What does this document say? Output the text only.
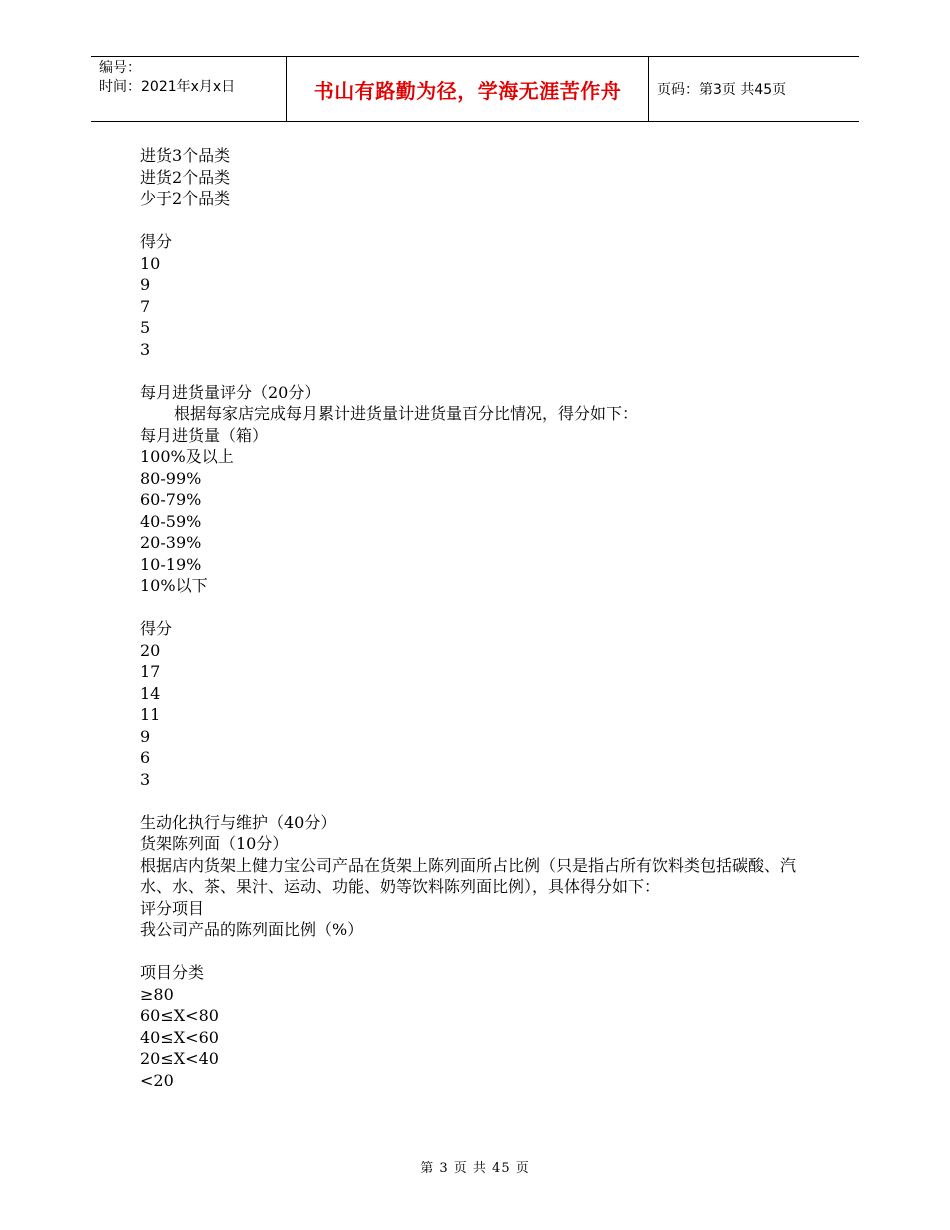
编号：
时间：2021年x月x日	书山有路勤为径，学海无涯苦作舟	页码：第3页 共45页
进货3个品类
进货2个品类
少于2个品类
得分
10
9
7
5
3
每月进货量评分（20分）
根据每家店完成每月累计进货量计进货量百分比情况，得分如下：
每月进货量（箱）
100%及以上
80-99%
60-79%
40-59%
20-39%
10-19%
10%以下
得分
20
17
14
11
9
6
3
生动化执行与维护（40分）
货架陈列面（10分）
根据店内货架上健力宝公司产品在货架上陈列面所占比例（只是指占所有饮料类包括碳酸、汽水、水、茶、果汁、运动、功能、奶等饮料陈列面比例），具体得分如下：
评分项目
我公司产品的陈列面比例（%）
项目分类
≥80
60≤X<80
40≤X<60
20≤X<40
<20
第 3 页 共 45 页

• _Exercise_: Reproduce the entries above word for word. Pictures stay out.

• _Task answer_:
What does this document say? Output the text only.
编号：
时间：2021年x月x日	书山有路勤为径，学海无涯苦作舟	页码：第3页 共45页
进货3个品类
进货2个品类
少于2个品类
得分
10
9
7
5
3
每月进货量评分（20分）
根据每家店完成每月累计进货量计进货量百分比情况，得分如下：
每月进货量（箱）
100%及以上
80-99%
60-79%
40-59%
20-39%
10-19%
10%以下
得分
20
17
14
11
9
6
3
生动化执行与维护（40分）
货架陈列面（10分）
根据店内货架上健力宝公司产品在货架上陈列面所占比例（只是指占所有饮料类包括碳酸、汽水、水、茶、果汁、运动、功能、奶等饮料陈列面比例），具体得分如下：
评分项目
我公司产品的陈列面比例（%）
项目分类
≥80
60≤X<80
40≤X<60
20≤X<40
<20
第 3 页 共 45 页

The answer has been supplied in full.